[Problem details] Each record is to be transcribed exactly.

__________

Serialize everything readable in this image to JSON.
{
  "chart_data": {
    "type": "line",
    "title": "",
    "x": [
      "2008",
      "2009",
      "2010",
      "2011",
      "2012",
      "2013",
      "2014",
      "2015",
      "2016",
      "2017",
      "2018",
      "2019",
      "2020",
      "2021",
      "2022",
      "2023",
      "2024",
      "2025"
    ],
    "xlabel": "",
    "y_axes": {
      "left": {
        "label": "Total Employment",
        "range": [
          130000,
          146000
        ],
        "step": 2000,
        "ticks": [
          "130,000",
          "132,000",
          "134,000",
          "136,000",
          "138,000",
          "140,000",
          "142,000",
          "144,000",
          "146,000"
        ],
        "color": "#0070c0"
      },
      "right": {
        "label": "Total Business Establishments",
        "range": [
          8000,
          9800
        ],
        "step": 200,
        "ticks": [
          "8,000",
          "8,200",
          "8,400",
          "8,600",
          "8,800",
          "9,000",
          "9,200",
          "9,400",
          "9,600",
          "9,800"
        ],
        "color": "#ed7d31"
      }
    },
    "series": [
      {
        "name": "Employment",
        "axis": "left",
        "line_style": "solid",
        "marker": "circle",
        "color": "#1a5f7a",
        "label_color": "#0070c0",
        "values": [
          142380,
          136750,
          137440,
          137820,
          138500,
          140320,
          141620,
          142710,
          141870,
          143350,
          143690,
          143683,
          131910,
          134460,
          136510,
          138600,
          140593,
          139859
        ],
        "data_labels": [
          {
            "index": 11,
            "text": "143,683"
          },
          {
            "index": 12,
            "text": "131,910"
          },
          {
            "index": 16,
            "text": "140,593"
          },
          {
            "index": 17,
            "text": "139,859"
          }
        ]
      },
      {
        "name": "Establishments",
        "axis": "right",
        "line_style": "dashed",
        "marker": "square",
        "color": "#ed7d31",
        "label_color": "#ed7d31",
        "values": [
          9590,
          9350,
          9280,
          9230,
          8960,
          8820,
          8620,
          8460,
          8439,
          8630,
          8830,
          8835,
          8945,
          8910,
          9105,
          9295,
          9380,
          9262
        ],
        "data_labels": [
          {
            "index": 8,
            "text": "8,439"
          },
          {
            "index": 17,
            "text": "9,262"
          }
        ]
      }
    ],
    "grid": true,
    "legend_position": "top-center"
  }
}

__________

[In response]
Serialize everything readable in this image to JSON.
{
  "chart_data": {
    "type": "line",
    "title": "",
    "x": [
      "2008",
      "2009",
      "2010",
      "2011",
      "2012",
      "2013",
      "2014",
      "2015",
      "2016",
      "2017",
      "2018",
      "2019",
      "2020",
      "2021",
      "2022",
      "2023",
      "2024",
      "2025"
    ],
    "xlabel": "",
    "y_axes": {
      "left": {
        "label": "Total Employment",
        "range": [
          130000,
          146000
        ],
        "step": 2000,
        "ticks": [
          "130,000",
          "132,000",
          "134,000",
          "136,000",
          "138,000",
          "140,000",
          "142,000",
          "144,000",
          "146,000"
        ],
        "color": "#0070c0"
      },
      "right": {
        "label": "Total Business Establishments",
        "range": [
          8000,
          9800
        ],
        "step": 200,
        "ticks": [
          "8,000",
          "8,200",
          "8,400",
          "8,600",
          "8,800",
          "9,000",
          "9,200",
          "9,400",
          "9,600",
          "9,800"
        ],
        "color": "#ed7d31"
      }
    },
    "series": [
      {
        "name": "Employment",
        "axis": "left",
        "line_style": "solid",
        "marker": "circle",
        "color": "#1a5f7a",
        "label_color": "#0070c0",
        "values": [
          142380,
          136750,
          137440,
          137820,
          138500,
          140320,
          141620,
          142710,
          141870,
          143350,
          143690,
          143683,
          131910,
          134460,
          136510,
          138600,
          140593,
          139859
        ],
        "data_labels": [
          {
            "index": 11,
            "text": "143,683"
          },
          {
            "index": 12,
            "text": "131,910"
          },
          {
            "index": 16,
            "text": "140,593"
          },
          {
            "index": 17,
            "text": "139,859"
          }
        ]
      },
      {
        "name": "Establishments",
        "axis": "right",
        "line_style": "dashed",
        "marker": "square",
        "color": "#ed7d31",
        "label_color": "#ed7d31",
        "values": [
          9590,
          9350,
          9280,
          9230,
          8960,
          8820,
          8620,
          8460,
          8439,
          8630,
          8830,
          8835,
          8945,
          8910,
          9105,
          9295,
          9380,
          9262
        ],
        "data_labels": [
          {
            "index": 8,
            "text": "8,439"
          },
          {
            "index": 17,
            "text": "9,262"
          }
        ]
      }
    ],
    "grid": true,
    "legend_position": "top-center"
  }
}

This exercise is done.